**Stated problem**
Identify all lines in the listing that include the word "Supported", and copy them out.

**Items from a data source**
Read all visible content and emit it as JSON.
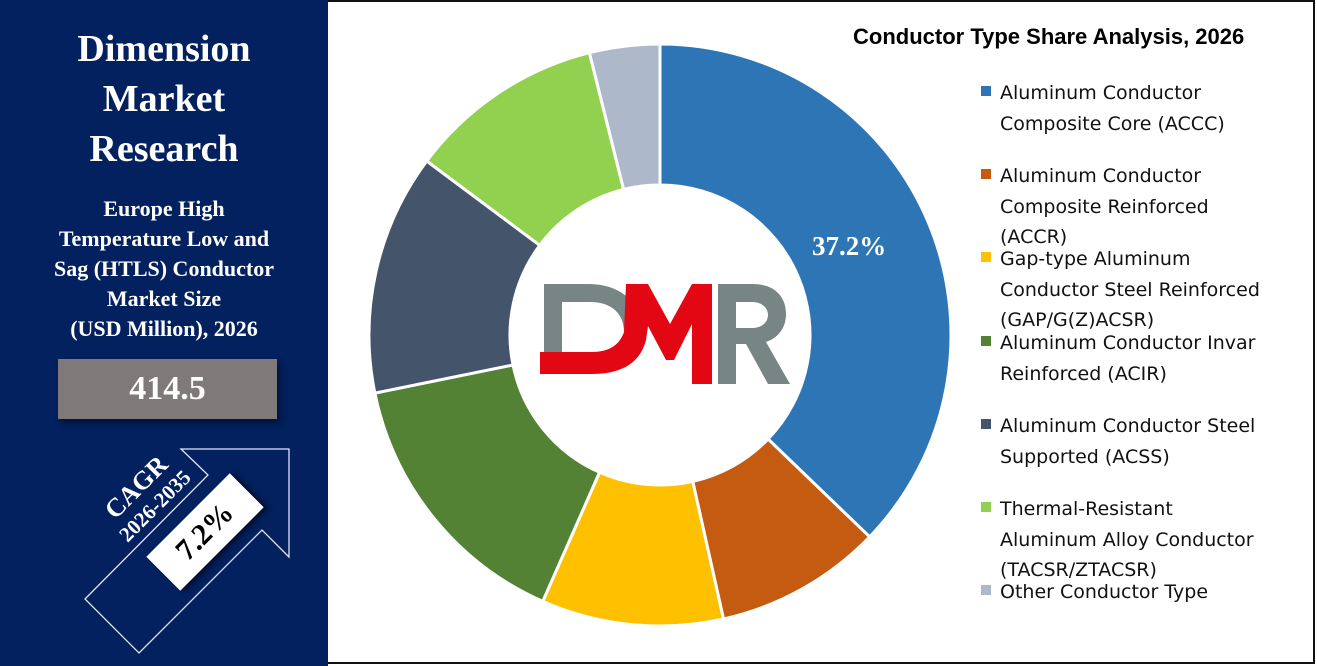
{
  "left_panel": {
    "brand_lines": [
      "Dimension",
      "Market",
      "Research"
    ],
    "subtitle_lines": [
      "Europe High",
      "Temperature Low and",
      "Sag (HTLS) Conductor",
      "Market Size",
      "(USD Million), 2026"
    ],
    "market_value": "414.5",
    "cagr_label": "CAGR",
    "cagr_period": "2026-2035",
    "cagr_value": "7.2%",
    "background_color": "#03205f"
  },
  "chart": {
    "title": "Conductor Type Share Analysis, 2026",
    "highlight_label": "37.2%",
    "center_logo": "DMR"
  },
  "legend": [
    {
      "lines": [
        "Aluminum Conductor",
        "Composite Core (ACCC)"
      ],
      "color": "#2e75b6"
    },
    {
      "lines": [
        "Aluminum Conductor",
        "Composite Reinforced",
        "(ACCR)"
      ],
      "color": "#c55a11"
    },
    {
      "lines": [
        "Gap-type Aluminum",
        "Conductor Steel Reinforced",
        "(GAP/G(Z)ACSR)"
      ],
      "color": "#ffc000"
    },
    {
      "lines": [
        "Aluminum Conductor Invar",
        "Reinforced (ACIR)"
      ],
      "color": "#548235"
    },
    {
      "lines": [
        "Aluminum Conductor Steel",
        "Supported (ACSS)"
      ],
      "color": "#44546a"
    },
    {
      "lines": [
        "Thermal-Resistant",
        "Aluminum Alloy Conductor",
        "(TACSR/ZTACSR)"
      ],
      "color": "#92d050"
    },
    {
      "lines": [
        "Other Conductor Type"
      ],
      "color": "#adb9ca"
    }
  ],
  "chart_data": {
    "type": "pie",
    "variant": "donut",
    "title": "Conductor Type Share Analysis, 2026",
    "categories": [
      "Aluminum Conductor Composite Core (ACCC)",
      "Aluminum Conductor Composite Reinforced (ACCR)",
      "Gap-type Aluminum Conductor Steel Reinforced (GAP/G(Z)ACSR)",
      "Aluminum Conductor Invar Reinforced (ACIR)",
      "Aluminum Conductor Steel Supported (ACSS)",
      "Thermal-Resistant Aluminum Alloy Conductor (TACSR/ZTACSR)",
      "Other Conductor Type"
    ],
    "values": [
      37.2,
      9.3,
      10.1,
      15.2,
      13.4,
      10.9,
      3.9
    ],
    "colors": [
      "#2e75b6",
      "#c55a11",
      "#ffc000",
      "#548235",
      "#44546a",
      "#92d050",
      "#adb9ca"
    ],
    "data_labels": {
      "Aluminum Conductor Composite Core (ACCC)": "37.2%"
    },
    "legend_position": "right",
    "unit": "%"
  }
}
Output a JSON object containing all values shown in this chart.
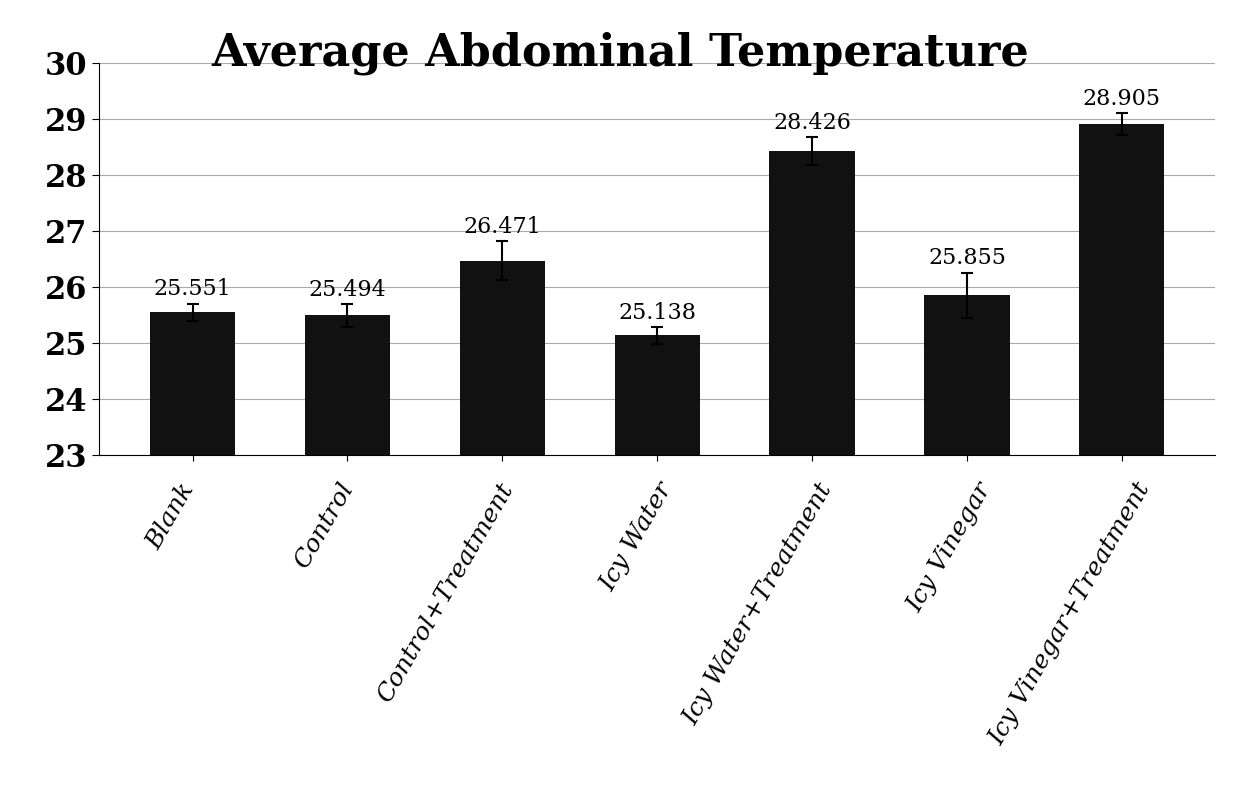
{
  "title": "Average Abdominal Temperature",
  "categories": [
    "Blank",
    "Control",
    "Control+Treatment",
    "Icy Water",
    "Icy Water+Treatment",
    "Icy Vinegar",
    "Icy Vinegar+Treatment"
  ],
  "values": [
    25.551,
    25.494,
    26.471,
    25.138,
    28.426,
    25.855,
    28.905
  ],
  "errors": [
    0.15,
    0.2,
    0.35,
    0.15,
    0.25,
    0.4,
    0.2
  ],
  "bar_color": "#111111",
  "ylim": [
    23,
    30
  ],
  "yticks": [
    23,
    24,
    25,
    26,
    27,
    28,
    29,
    30
  ],
  "title_fontsize": 32,
  "label_fontsize": 18,
  "value_fontsize": 16,
  "ytick_fontsize": 22,
  "background_color": "#ffffff",
  "grid_color": "#aaaaaa"
}
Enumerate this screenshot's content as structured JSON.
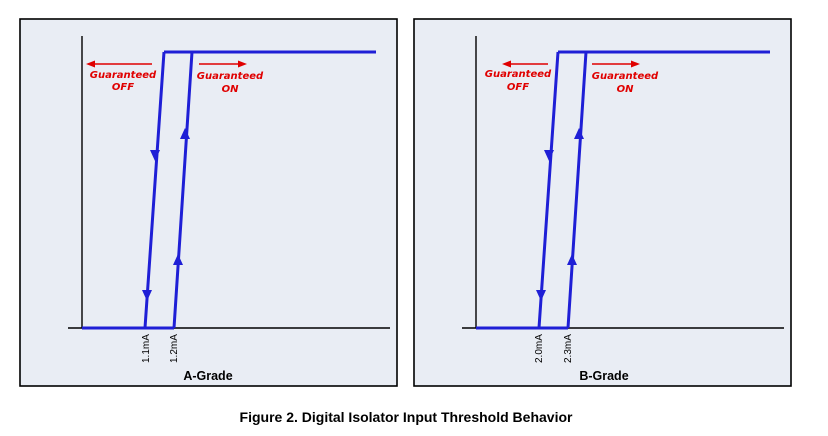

**Task answer**
        "Supported (ACSS)"
      "Aluminum Conductor Steel Supported (ACSS)",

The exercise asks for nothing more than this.